* BEGIN Provided data *
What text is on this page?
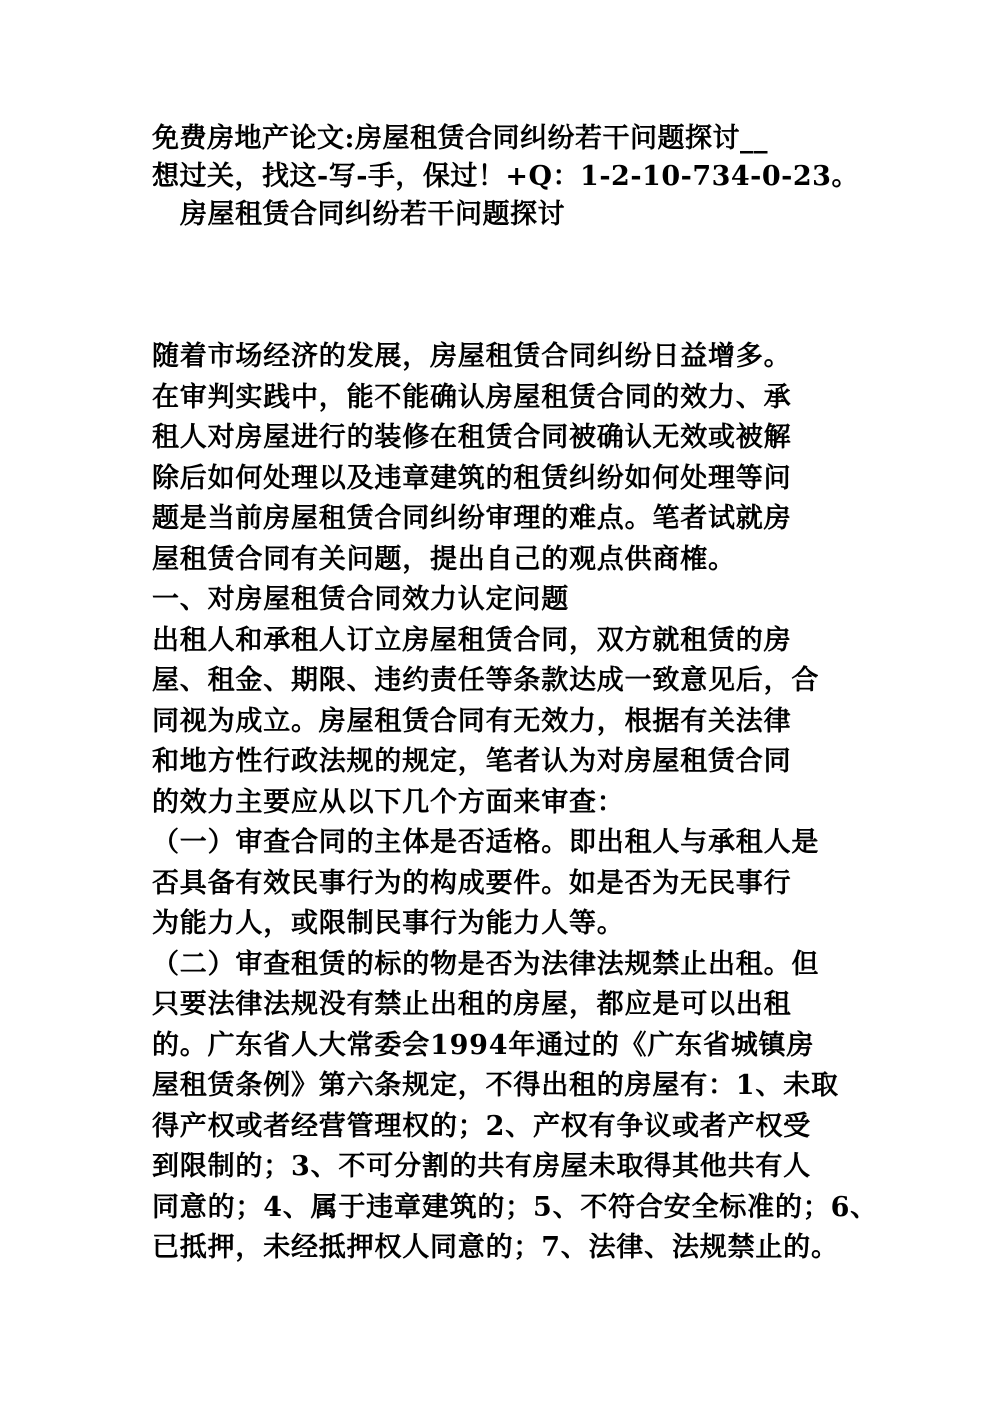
免费房地产论文:房屋租赁合同纠纷若干问题探讨__
想过关，找这-写-手，保过！+Q：1-2-10-734-0-23。
房屋租赁合同纠纷若干问题探讨
随着市场经济的发展，房屋租赁合同纠纷日益增多。
在审判实践中，能不能确认房屋租赁合同的效力、承
租人对房屋进行的装修在租赁合同被确认无效或被解
除后如何处理以及违章建筑的租赁纠纷如何处理等问
题是当前房屋租赁合同纠纷审理的难点。笔者试就房
屋租赁合同有关问题，提出自己的观点供商榷。
一、对房屋租赁合同效力认定问题
出租人和承租人订立房屋租赁合同，双方就租赁的房
屋、租金、期限、违约责任等条款达成一致意见后，合
同视为成立。房屋租赁合同有无效力，根据有关法律
和地方性行政法规的规定，笔者认为对房屋租赁合同
的效力主要应从以下几个方面来审查：
（一）审查合同的主体是否适格。即出租人与承租人是
否具备有效民事行为的构成要件。如是否为无民事行
为能力人，或限制民事行为能力人等。
（二）审查租赁的标的物是否为法律法规禁止出租。但
只要法律法规没有禁止出租的房屋，都应是可以出租
的。广东省人大常委会1994年通过的《广东省城镇房
屋租赁条例》第六条规定，不得出租的房屋有：1、未取
得产权或者经营管理权的；2、产权有争议或者产权受
到限制的；3、不可分割的共有房屋未取得其他共有人
同意的；4、属于违章建筑的；5、不符合安全标准的；6、
已抵押，未经抵押权人同意的；7、法律、法规禁止的。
* END Provided data *
**Exercise task**. Write the records out again in full, exactly, and skip every picture.

**Solved problem**.
What text is on this page?
免费房地产论文:房屋租赁合同纠纷若干问题探讨__
想过关，找这-写-手，保过！+Q：1-2-10-734-0-23。
房屋租赁合同纠纷若干问题探讨
随着市场经济的发展，房屋租赁合同纠纷日益增多。
在审判实践中，能不能确认房屋租赁合同的效力、承
租人对房屋进行的装修在租赁合同被确认无效或被解
除后如何处理以及违章建筑的租赁纠纷如何处理等问
题是当前房屋租赁合同纠纷审理的难点。笔者试就房
屋租赁合同有关问题，提出自己的观点供商榷。
一、对房屋租赁合同效力认定问题
出租人和承租人订立房屋租赁合同，双方就租赁的房
屋、租金、期限、违约责任等条款达成一致意见后，合
同视为成立。房屋租赁合同有无效力，根据有关法律
和地方性行政法规的规定，笔者认为对房屋租赁合同
的效力主要应从以下几个方面来审查：
（一）审查合同的主体是否适格。即出租人与承租人是
否具备有效民事行为的构成要件。如是否为无民事行
为能力人，或限制民事行为能力人等。
（二）审查租赁的标的物是否为法律法规禁止出租。但
只要法律法规没有禁止出租的房屋，都应是可以出租
的。广东省人大常委会1994年通过的《广东省城镇房
屋租赁条例》第六条规定，不得出租的房屋有：1、未取
得产权或者经营管理权的；2、产权有争议或者产权受
到限制的；3、不可分割的共有房屋未取得其他共有人
同意的；4、属于违章建筑的；5、不符合安全标准的；6、
已抵押，未经抵押权人同意的；7、法律、法规禁止的。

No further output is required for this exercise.